» Short problem: Pull out every line below holding the word "screenshot".

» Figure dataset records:

◇ ◇ ◇ ◇ ◇

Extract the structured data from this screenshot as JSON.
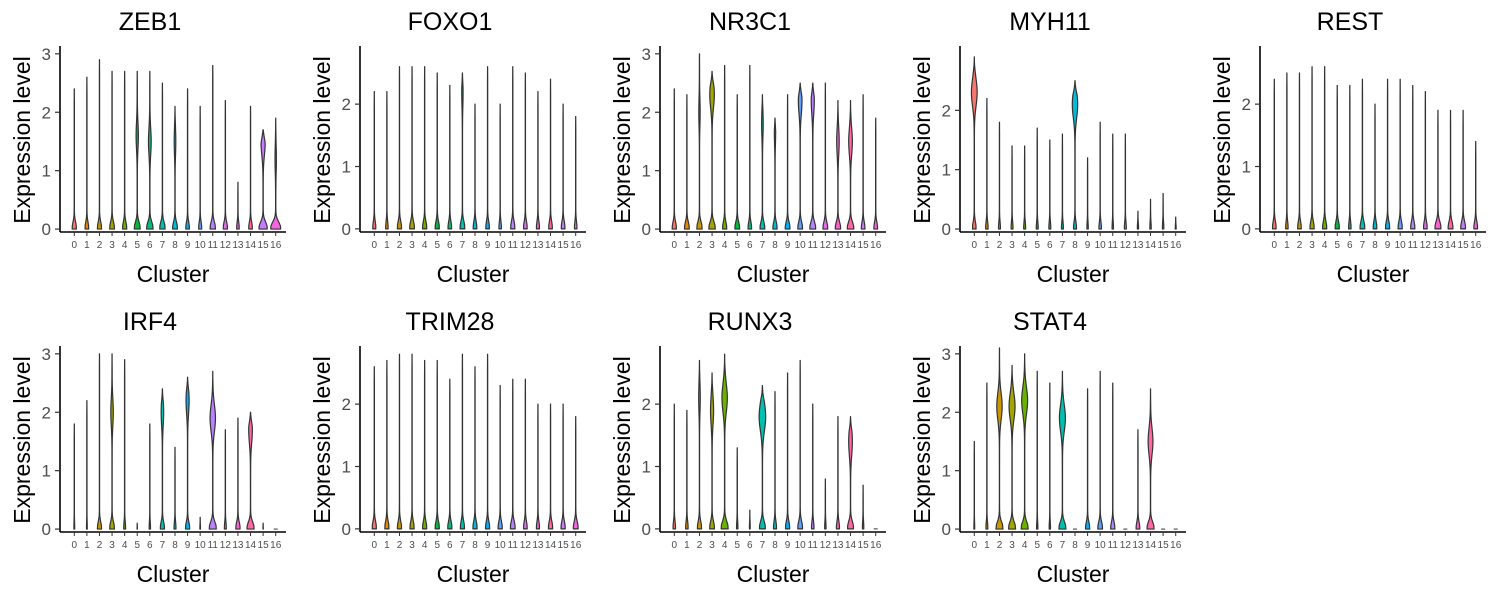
{
  "colors": [
    "#F8766D",
    "#E58700",
    "#C99800",
    "#A3A500",
    "#6BB100",
    "#00BA38",
    "#00BF7D",
    "#00C0AF",
    "#00BCD8",
    "#00B0F6",
    "#619CFF",
    "#B983FF",
    "#E76BF3",
    "#FD61D1",
    "#FF67A4",
    "#C77CFF",
    "#F564E3"
  ],
  "chart_data": [
    {
      "type": "violin",
      "title": "ZEB1",
      "xlabel": "Cluster",
      "ylabel": "Expression level",
      "categories": [
        "0",
        "1",
        "2",
        "3",
        "4",
        "5",
        "6",
        "7",
        "8",
        "9",
        "10",
        "11",
        "12",
        "13",
        "14",
        "15",
        "16"
      ],
      "yticks": [
        0,
        1,
        2,
        3
      ],
      "ylim": [
        -0.05,
        3.1
      ],
      "max": [
        2.4,
        2.6,
        2.9,
        2.7,
        2.7,
        2.7,
        2.7,
        2.5,
        2.1,
        2.4,
        2.1,
        2.8,
        2.2,
        0.8,
        2.1,
        1.7,
        1.9
      ],
      "width": [
        0.35,
        0.3,
        0.35,
        0.4,
        0.35,
        0.5,
        0.55,
        0.45,
        0.4,
        0.3,
        0.25,
        0.45,
        0.35,
        0.2,
        0.3,
        0.7,
        0.85
      ],
      "bulge": [
        null,
        null,
        null,
        null,
        null,
        [
          1.6,
          0.18
        ],
        [
          1.5,
          0.22
        ],
        null,
        [
          1.5,
          0.12
        ],
        null,
        null,
        null,
        null,
        null,
        null,
        [
          1.5,
          0.35
        ],
        [
          1.2,
          0.1
        ]
      ]
    },
    {
      "type": "violin",
      "title": "FOXO1",
      "xlabel": "Cluster",
      "ylabel": "Expression level",
      "categories": [
        "0",
        "1",
        "2",
        "3",
        "4",
        "5",
        "6",
        "7",
        "8",
        "9",
        "10",
        "11",
        "12",
        "13",
        "14",
        "15",
        "16"
      ],
      "yticks": [
        0,
        1,
        2
      ],
      "ylim": [
        -0.05,
        2.9
      ],
      "max": [
        2.2,
        2.2,
        2.6,
        2.6,
        2.6,
        2.5,
        2.3,
        2.5,
        2.0,
        2.6,
        2.0,
        2.6,
        2.5,
        2.2,
        2.4,
        2.0,
        1.8
      ],
      "width": [
        0.25,
        0.2,
        0.35,
        0.4,
        0.35,
        0.35,
        0.3,
        0.4,
        0.3,
        0.3,
        0.2,
        0.35,
        0.3,
        0.25,
        0.3,
        0.3,
        0.2
      ],
      "bulge": [
        null,
        null,
        null,
        null,
        null,
        null,
        null,
        [
          2.2,
          0.1
        ],
        null,
        null,
        null,
        null,
        null,
        null,
        null,
        null,
        null
      ]
    },
    {
      "type": "violin",
      "title": "NR3C1",
      "xlabel": "Cluster",
      "ylabel": "Expression level",
      "categories": [
        "0",
        "1",
        "2",
        "3",
        "4",
        "5",
        "6",
        "7",
        "8",
        "9",
        "10",
        "11",
        "12",
        "13",
        "14",
        "15",
        "16"
      ],
      "yticks": [
        0,
        1,
        2,
        3
      ],
      "ylim": [
        -0.05,
        3.1
      ],
      "max": [
        2.4,
        2.3,
        3.0,
        2.7,
        2.8,
        2.3,
        2.8,
        2.3,
        1.9,
        2.3,
        2.5,
        2.5,
        2.5,
        2.2,
        2.2,
        2.3,
        1.9
      ],
      "width": [
        0.35,
        0.4,
        0.45,
        0.55,
        0.35,
        0.4,
        0.3,
        0.4,
        0.35,
        0.4,
        0.4,
        0.5,
        0.4,
        0.45,
        0.55,
        0.3,
        0.3
      ],
      "bulge": [
        null,
        null,
        [
          2.0,
          0.1
        ],
        [
          2.3,
          0.38
        ],
        null,
        null,
        null,
        [
          1.8,
          0.12
        ],
        [
          1.7,
          0.1
        ],
        null,
        [
          2.2,
          0.3
        ],
        [
          2.2,
          0.25
        ],
        null,
        [
          1.5,
          0.2
        ],
        [
          1.5,
          0.3
        ],
        null,
        null
      ]
    },
    {
      "type": "violin",
      "title": "MYH11",
      "xlabel": "Cluster",
      "ylabel": "Expression level",
      "categories": [
        "0",
        "1",
        "2",
        "3",
        "4",
        "5",
        "6",
        "7",
        "8",
        "9",
        "10",
        "11",
        "12",
        "13",
        "14",
        "15",
        "16"
      ],
      "yticks": [
        0,
        1,
        2
      ],
      "ylim": [
        -0.05,
        3.05
      ],
      "max": [
        2.9,
        2.2,
        1.8,
        1.4,
        1.4,
        1.7,
        1.5,
        1.6,
        2.5,
        1.2,
        1.8,
        1.6,
        1.6,
        0.3,
        0.5,
        0.6,
        0.2
      ],
      "width": [
        0.3,
        0.2,
        0.15,
        0.15,
        0.15,
        0.15,
        0.15,
        0.15,
        0.25,
        0.1,
        0.2,
        0.1,
        0.15,
        0.08,
        0.1,
        0.1,
        0.08
      ],
      "bulge": [
        [
          2.3,
          0.48
        ],
        null,
        null,
        null,
        null,
        null,
        null,
        null,
        [
          2.1,
          0.45
        ],
        null,
        null,
        null,
        null,
        null,
        null,
        null,
        null
      ]
    },
    {
      "type": "violin",
      "title": "REST",
      "xlabel": "Cluster",
      "ylabel": "Expression level",
      "categories": [
        "0",
        "1",
        "2",
        "3",
        "4",
        "5",
        "6",
        "7",
        "8",
        "9",
        "10",
        "11",
        "12",
        "13",
        "14",
        "15",
        "16"
      ],
      "yticks": [
        0,
        1,
        2
      ],
      "ylim": [
        -0.05,
        2.9
      ],
      "max": [
        2.4,
        2.5,
        2.5,
        2.6,
        2.6,
        2.3,
        2.3,
        2.4,
        2.0,
        2.4,
        2.4,
        2.3,
        2.2,
        1.9,
        1.9,
        1.9,
        1.4
      ],
      "width": [
        0.3,
        0.2,
        0.3,
        0.35,
        0.35,
        0.35,
        0.2,
        0.4,
        0.3,
        0.35,
        0.35,
        0.35,
        0.3,
        0.5,
        0.4,
        0.4,
        0.3
      ],
      "bulge": [
        null,
        null,
        null,
        null,
        null,
        null,
        null,
        null,
        null,
        null,
        null,
        null,
        null,
        null,
        null,
        null,
        null
      ]
    },
    {
      "type": "violin",
      "title": "IRF4",
      "xlabel": "Cluster",
      "ylabel": "Expression level",
      "categories": [
        "0",
        "1",
        "2",
        "3",
        "4",
        "5",
        "6",
        "7",
        "8",
        "9",
        "10",
        "11",
        "12",
        "13",
        "14",
        "15",
        "16"
      ],
      "yticks": [
        0,
        1,
        2,
        3
      ],
      "ylim": [
        -0.05,
        3.1
      ],
      "max": [
        1.8,
        2.2,
        3.0,
        3.0,
        2.9,
        0.1,
        1.8,
        2.4,
        1.4,
        2.6,
        0.2,
        2.7,
        1.7,
        1.9,
        2.0,
        0.1,
        0.0
      ],
      "width": [
        0.05,
        0.05,
        0.35,
        0.4,
        0.15,
        0.05,
        0.1,
        0.35,
        0.15,
        0.35,
        0.05,
        0.6,
        0.15,
        0.35,
        0.6,
        0.05,
        0.0
      ],
      "bulge": [
        null,
        null,
        null,
        [
          2.0,
          0.2
        ],
        null,
        null,
        null,
        [
          2.0,
          0.2
        ],
        null,
        [
          2.2,
          0.25
        ],
        null,
        [
          1.9,
          0.45
        ],
        null,
        null,
        [
          1.7,
          0.3
        ],
        null,
        null
      ]
    },
    {
      "type": "violin",
      "title": "TRIM28",
      "xlabel": "Cluster",
      "ylabel": "Expression level",
      "categories": [
        "0",
        "1",
        "2",
        "3",
        "4",
        "5",
        "6",
        "7",
        "8",
        "9",
        "10",
        "11",
        "12",
        "13",
        "14",
        "15",
        "16"
      ],
      "yticks": [
        0,
        1,
        2
      ],
      "ylim": [
        -0.05,
        2.9
      ],
      "max": [
        2.6,
        2.7,
        2.8,
        2.8,
        2.7,
        2.7,
        2.4,
        2.8,
        2.6,
        2.8,
        2.3,
        2.4,
        2.4,
        2.0,
        2.0,
        2.0,
        1.8
      ],
      "width": [
        0.35,
        0.35,
        0.35,
        0.35,
        0.35,
        0.35,
        0.35,
        0.35,
        0.35,
        0.35,
        0.35,
        0.4,
        0.3,
        0.25,
        0.35,
        0.35,
        0.4
      ],
      "bulge": [
        null,
        null,
        null,
        null,
        null,
        null,
        null,
        null,
        null,
        null,
        null,
        null,
        null,
        null,
        null,
        null,
        null
      ]
    },
    {
      "type": "violin",
      "title": "RUNX3",
      "xlabel": "Cluster",
      "ylabel": "Expression level",
      "categories": [
        "0",
        "1",
        "2",
        "3",
        "4",
        "5",
        "6",
        "7",
        "8",
        "9",
        "10",
        "11",
        "12",
        "13",
        "14",
        "15",
        "16"
      ],
      "yticks": [
        0,
        1,
        2
      ],
      "ylim": [
        -0.05,
        2.9
      ],
      "max": [
        2.0,
        1.9,
        2.7,
        2.5,
        2.8,
        1.3,
        0.3,
        2.3,
        2.2,
        2.5,
        2.7,
        2.0,
        0.8,
        1.8,
        1.8,
        0.7,
        0.0
      ],
      "width": [
        0.2,
        0.2,
        0.35,
        0.4,
        0.6,
        0.1,
        0.05,
        0.5,
        0.25,
        0.35,
        0.4,
        0.2,
        0.1,
        0.25,
        0.5,
        0.1,
        0.0
      ],
      "bulge": [
        null,
        null,
        [
          2.1,
          0.12
        ],
        [
          1.9,
          0.25
        ],
        [
          2.1,
          0.45
        ],
        null,
        null,
        [
          1.8,
          0.55
        ],
        null,
        null,
        null,
        null,
        null,
        null,
        [
          1.4,
          0.3
        ],
        null,
        null
      ]
    },
    {
      "type": "violin",
      "title": "STAT4",
      "xlabel": "Cluster",
      "ylabel": "Expression level",
      "categories": [
        "0",
        "1",
        "2",
        "3",
        "4",
        "5",
        "6",
        "7",
        "8",
        "9",
        "10",
        "11",
        "12",
        "13",
        "14",
        "15",
        "16"
      ],
      "yticks": [
        0,
        1,
        2,
        3
      ],
      "ylim": [
        -0.05,
        3.1
      ],
      "max": [
        1.5,
        2.5,
        3.1,
        2.8,
        3.0,
        2.7,
        2.5,
        2.7,
        0.0,
        2.4,
        2.7,
        2.5,
        0.0,
        1.7,
        2.4,
        0.0,
        0.0
      ],
      "width": [
        0.05,
        0.15,
        0.6,
        0.6,
        0.6,
        0.1,
        0.1,
        0.6,
        0.0,
        0.35,
        0.4,
        0.35,
        0.0,
        0.3,
        0.6,
        0.0,
        0.0
      ],
      "bulge": [
        null,
        null,
        [
          2.1,
          0.45
        ],
        [
          2.1,
          0.5
        ],
        [
          2.2,
          0.5
        ],
        null,
        null,
        [
          1.9,
          0.5
        ],
        null,
        null,
        null,
        null,
        null,
        null,
        [
          1.5,
          0.4
        ],
        null,
        null
      ]
    }
  ]
}
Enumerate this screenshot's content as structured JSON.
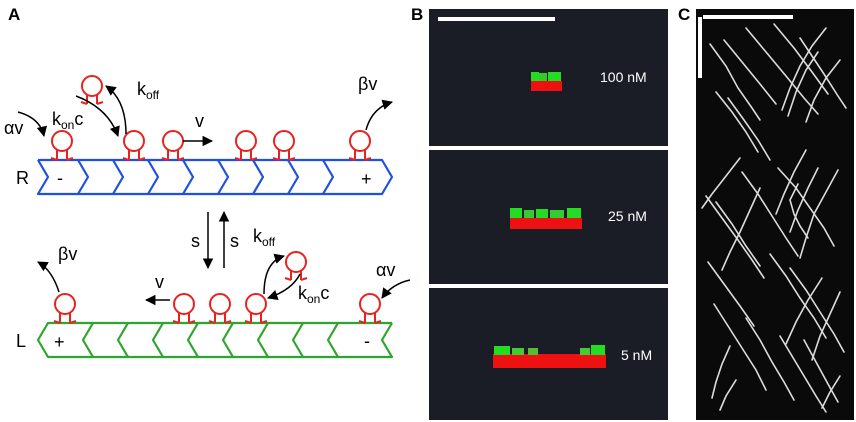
{
  "panels": {
    "a": {
      "label": "A",
      "upper_filament": {
        "label": "R",
        "minus_sign": "-",
        "plus_sign": "+"
      },
      "lower_filament": {
        "label": "L",
        "plus_sign": "+",
        "minus_sign": "-"
      },
      "rates": {
        "attach_upper": "αv",
        "attach_lower": "αv",
        "detach_upper": "βv",
        "detach_lower": "βv",
        "k_base": "k",
        "on_sub": "on",
        "off_sub": "off",
        "conc": "c",
        "velocity_upper": "v",
        "velocity_lower": "v",
        "switch_down": "s",
        "switch_up": "s"
      }
    },
    "b": {
      "label": "B",
      "concentrations": [
        "100 nM",
        "25 nM",
        "5 nM"
      ]
    },
    "c": {
      "label": "C"
    }
  },
  "colors": {
    "motor": "#e8231f",
    "upper_filament": "#1f50e0",
    "lower_filament": "#2ea62e",
    "micrograph_bg": "#1b1d26",
    "kymograph_bg": "#0a0a0a",
    "green_signal": "#22dd22",
    "red_signal": "#ee1111"
  }
}
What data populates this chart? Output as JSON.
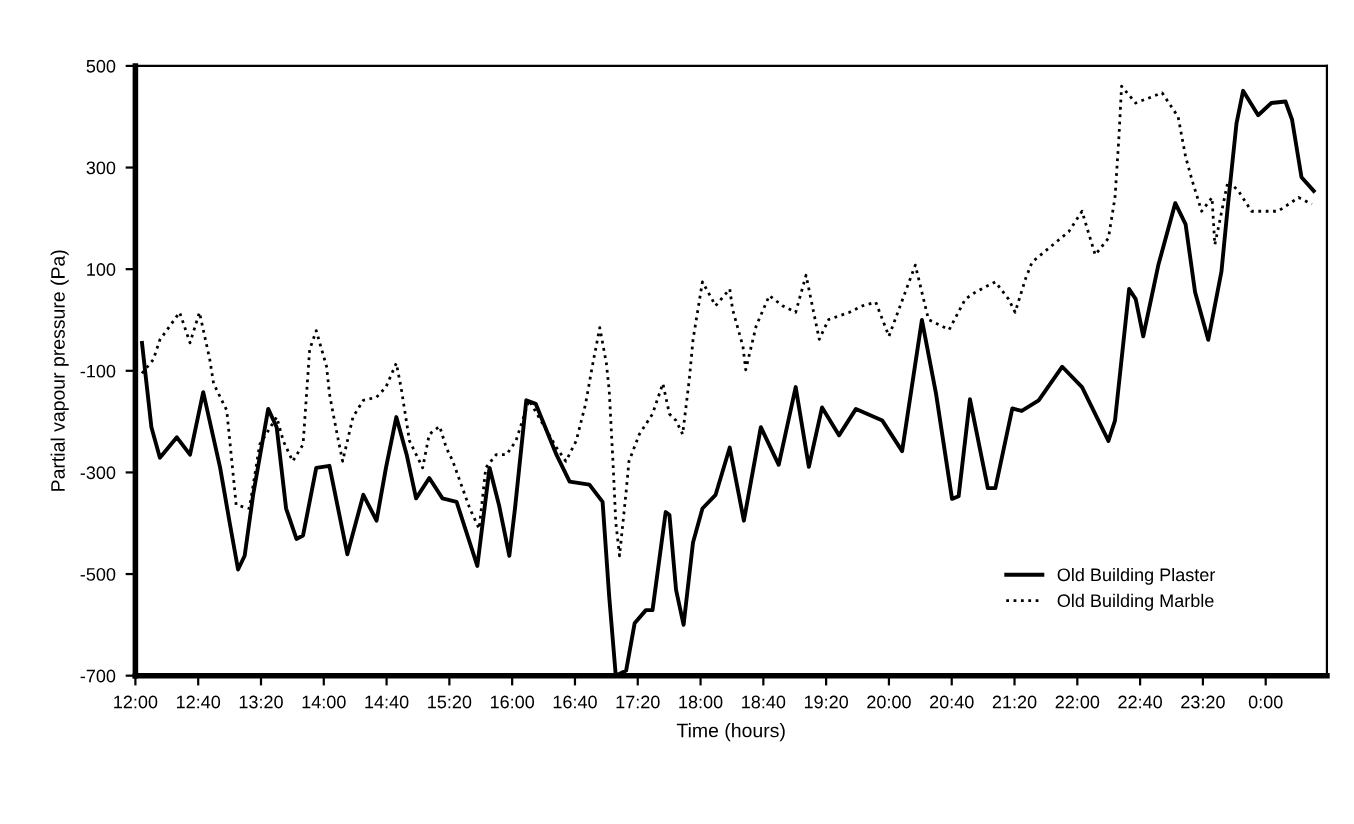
{
  "chart_data": {
    "type": "line",
    "xlabel": "Time (hours)",
    "ylabel": "Partial vapour pressure (Pa)",
    "xlim": [
      12,
      24.65
    ],
    "ylim": [
      -700,
      500
    ],
    "yticks": [
      -700,
      -500,
      -300,
      -100,
      100,
      300,
      500
    ],
    "xticks": [
      {
        "value": 12,
        "label": "12:00"
      },
      {
        "value": 12.6667,
        "label": "12:40"
      },
      {
        "value": 13.3333,
        "label": "13:20"
      },
      {
        "value": 14,
        "label": "14:00"
      },
      {
        "value": 14.6667,
        "label": "14:40"
      },
      {
        "value": 15.3333,
        "label": "15:20"
      },
      {
        "value": 16,
        "label": "16:00"
      },
      {
        "value": 16.6667,
        "label": "16:40"
      },
      {
        "value": 17.3333,
        "label": "17:20"
      },
      {
        "value": 18,
        "label": "18:00"
      },
      {
        "value": 18.6667,
        "label": "18:40"
      },
      {
        "value": 19.3333,
        "label": "19:20"
      },
      {
        "value": 20,
        "label": "20:00"
      },
      {
        "value": 20.6667,
        "label": "20:40"
      },
      {
        "value": 21.3333,
        "label": "21:20"
      },
      {
        "value": 22,
        "label": "22:00"
      },
      {
        "value": 22.6667,
        "label": "22:40"
      },
      {
        "value": 23.3333,
        "label": "23:20"
      },
      {
        "value": 24,
        "label": "0:00"
      }
    ],
    "grid": false,
    "legend": "bottom right",
    "marker": "none",
    "series": [
      {
        "name": "Old Building Plaster",
        "color": "#000000",
        "line_style": "solid",
        "x": [
          12.07,
          12.17,
          12.26,
          12.44,
          12.58,
          12.72,
          12.9,
          13.0,
          13.09,
          13.16,
          13.25,
          13.41,
          13.5,
          13.6,
          13.71,
          13.78,
          13.92,
          14.06,
          14.25,
          14.42,
          14.56,
          14.66,
          14.77,
          14.88,
          14.98,
          15.12,
          15.26,
          15.41,
          15.55,
          15.63,
          15.76,
          15.86,
          15.97,
          16.03,
          16.15,
          16.25,
          16.47,
          16.61,
          16.82,
          16.96,
          17.03,
          17.1,
          17.21,
          17.3,
          17.42,
          17.49,
          17.63,
          17.67,
          17.74,
          17.82,
          17.92,
          18.02,
          18.16,
          18.31,
          18.46,
          18.64,
          18.83,
          19.01,
          19.15,
          19.29,
          19.47,
          19.65,
          19.93,
          20.14,
          20.35,
          20.5,
          20.67,
          20.74,
          20.86,
          21.05,
          21.13,
          21.31,
          21.41,
          21.59,
          21.84,
          22.05,
          22.33,
          22.4,
          22.55,
          22.62,
          22.7,
          22.86,
          23.04,
          23.15,
          23.25,
          23.39,
          23.53,
          23.6,
          23.69,
          23.76,
          23.92,
          24.06,
          24.21,
          24.28,
          24.38,
          24.51
        ],
        "values": [
          -45,
          -211,
          -271,
          -231,
          -265,
          -142,
          -291,
          -398,
          -491,
          -464,
          -344,
          -175,
          -211,
          -371,
          -431,
          -424,
          -291,
          -287,
          -461,
          -344,
          -395,
          -291,
          -191,
          -265,
          -351,
          -311,
          -351,
          -358,
          -438,
          -484,
          -291,
          -364,
          -464,
          -371,
          -158,
          -165,
          -265,
          -318,
          -324,
          -358,
          -544,
          -700,
          -690,
          -597,
          -571,
          -571,
          -378,
          -384,
          -531,
          -600,
          -438,
          -371,
          -344,
          -251,
          -395,
          -211,
          -285,
          -132,
          -289,
          -172,
          -227,
          -175,
          -198,
          -258,
          0,
          -145,
          -352,
          -347,
          -156,
          -331,
          -331,
          -174,
          -179,
          -158,
          -92,
          -132,
          -238,
          -198,
          61,
          41,
          -32,
          108,
          230,
          188,
          55,
          -39,
          95,
          228,
          387,
          451,
          403,
          427,
          430,
          394,
          281,
          254
        ]
      },
      {
        "name": "Old Building Marble",
        "color": "#000000",
        "line_style": "dotted",
        "x": [
          12.07,
          12.19,
          12.26,
          12.47,
          12.58,
          12.68,
          12.79,
          12.83,
          12.97,
          13.07,
          13.21,
          13.32,
          13.5,
          13.57,
          13.67,
          13.78,
          13.85,
          13.92,
          14.03,
          14.06,
          14.1,
          14.17,
          14.2,
          14.31,
          14.42,
          14.56,
          14.66,
          14.77,
          14.82,
          14.91,
          15.05,
          15.12,
          15.23,
          15.3,
          15.37,
          15.55,
          15.65,
          15.72,
          15.83,
          15.94,
          16.04,
          16.18,
          16.47,
          16.57,
          16.68,
          16.78,
          16.85,
          16.93,
          17.0,
          17.03,
          17.07,
          17.1,
          17.14,
          17.21,
          17.24,
          17.35,
          17.49,
          17.6,
          17.67,
          17.74,
          17.81,
          17.88,
          17.92,
          18.02,
          18.16,
          18.31,
          18.34,
          18.45,
          18.48,
          18.59,
          18.73,
          18.87,
          19.01,
          19.12,
          19.26,
          19.36,
          19.58,
          19.72,
          19.86,
          20.0,
          20.28,
          20.42,
          20.64,
          20.81,
          20.92,
          21.13,
          21.27,
          21.34,
          21.45,
          21.52,
          21.91,
          22.05,
          22.19,
          22.33,
          22.4,
          22.44,
          22.47,
          22.62,
          22.9,
          23.07,
          23.15,
          23.22,
          23.32,
          23.43,
          23.46,
          23.6,
          23.71,
          23.85,
          24.13,
          24.35,
          24.49
        ],
        "values": [
          -105,
          -78,
          -39,
          15,
          -45,
          15,
          -78,
          -125,
          -178,
          -364,
          -371,
          -245,
          -191,
          -238,
          -278,
          -245,
          -58,
          -21,
          -92,
          -145,
          -185,
          -251,
          -278,
          -191,
          -158,
          -152,
          -132,
          -85,
          -132,
          -238,
          -291,
          -225,
          -209,
          -251,
          -278,
          -371,
          -411,
          -291,
          -265,
          -265,
          -238,
          -158,
          -251,
          -278,
          -238,
          -165,
          -92,
          -15,
          -85,
          -138,
          -278,
          -398,
          -464,
          -338,
          -278,
          -225,
          -185,
          -125,
          -185,
          -198,
          -225,
          -118,
          -39,
          75,
          28,
          61,
          21,
          -52,
          -98,
          -12,
          48,
          28,
          15,
          88,
          -38,
          1,
          15,
          28,
          35,
          -32,
          108,
          1,
          -19,
          41,
          55,
          75,
          41,
          15,
          81,
          114,
          174,
          214,
          128,
          161,
          241,
          354,
          460,
          427,
          447,
          400,
          321,
          274,
          214,
          241,
          148,
          274,
          254,
          214,
          214,
          241,
          228
        ]
      }
    ]
  }
}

◇ ◇ ◇ ◇ ◇

» Task output:
Extract the structured data from this screenshot as JSON.
Enumerate this screenshot's content as structured JSON.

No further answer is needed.